** Start of Task inputs **

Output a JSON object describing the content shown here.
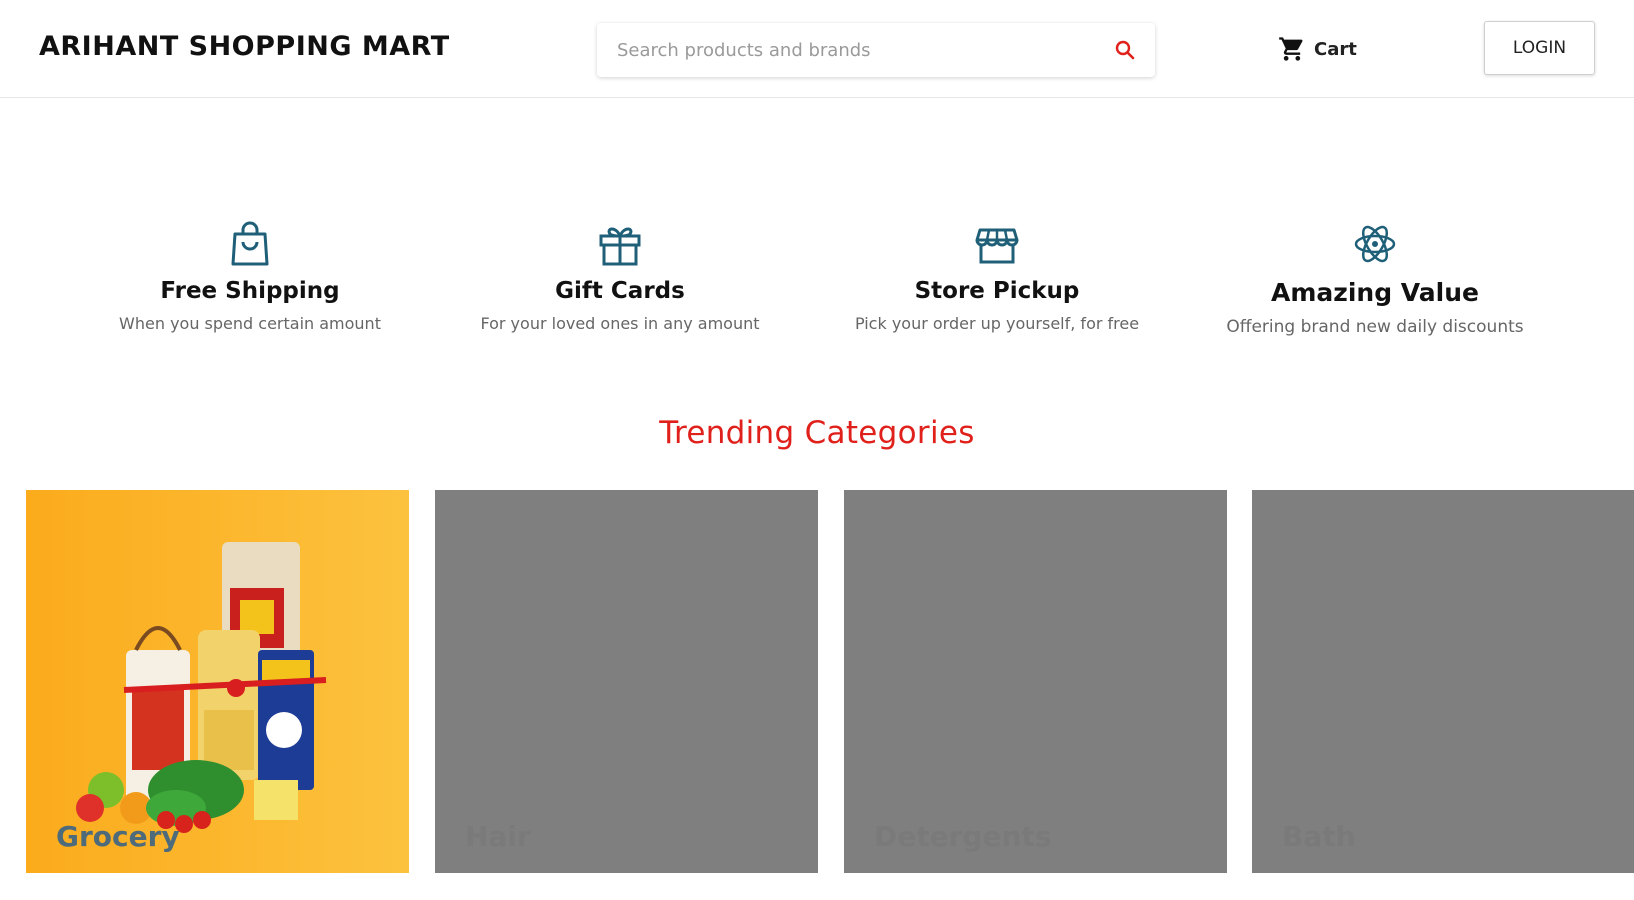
{
  "header": {
    "brand": "ARIHANT SHOPPING MART",
    "search_placeholder": "Search products and brands",
    "search_icon": "search-icon",
    "cart_label": "Cart",
    "login_label": "LOGIN"
  },
  "features": [
    {
      "icon": "shopping-bag-icon",
      "title": "Free Shipping",
      "desc": "When you spend certain amount"
    },
    {
      "icon": "gift-icon",
      "title": "Gift Cards",
      "desc": "For your loved ones in any amount"
    },
    {
      "icon": "store-icon",
      "title": "Store Pickup",
      "desc": "Pick your order up yourself, for free"
    },
    {
      "icon": "atom-icon",
      "title": "Amazing Value",
      "desc": "Offering brand new daily discounts"
    }
  ],
  "trending": {
    "title": "Trending Categories",
    "categories": [
      {
        "label": "Grocery"
      },
      {
        "label": "Hair"
      },
      {
        "label": "Detergents"
      },
      {
        "label": "Bath"
      }
    ]
  },
  "colors": {
    "accent_red": "#e0201b",
    "icon_teal": "#1f5f78",
    "placeholder_grey": "#7f7f7f",
    "grocery_bg": "#fbab1c"
  }
}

** End of Task inputs **

What needs to be done: Without the pictures, restate all the entries above exactly.

Result of the task:
Output a JSON object describing the content shown here.
{
  "header": {
    "brand": "ARIHANT SHOPPING MART",
    "search_placeholder": "Search products and brands",
    "search_icon": "search-icon",
    "cart_label": "Cart",
    "login_label": "LOGIN"
  },
  "features": [
    {
      "icon": "shopping-bag-icon",
      "title": "Free Shipping",
      "desc": "When you spend certain amount"
    },
    {
      "icon": "gift-icon",
      "title": "Gift Cards",
      "desc": "For your loved ones in any amount"
    },
    {
      "icon": "store-icon",
      "title": "Store Pickup",
      "desc": "Pick your order up yourself, for free"
    },
    {
      "icon": "atom-icon",
      "title": "Amazing Value",
      "desc": "Offering brand new daily discounts"
    }
  ],
  "trending": {
    "title": "Trending Categories",
    "categories": [
      {
        "label": "Grocery"
      },
      {
        "label": "Hair"
      },
      {
        "label": "Detergents"
      },
      {
        "label": "Bath"
      }
    ]
  },
  "colors": {
    "accent_red": "#e0201b",
    "icon_teal": "#1f5f78",
    "placeholder_grey": "#7f7f7f",
    "grocery_bg": "#fbab1c"
  }
}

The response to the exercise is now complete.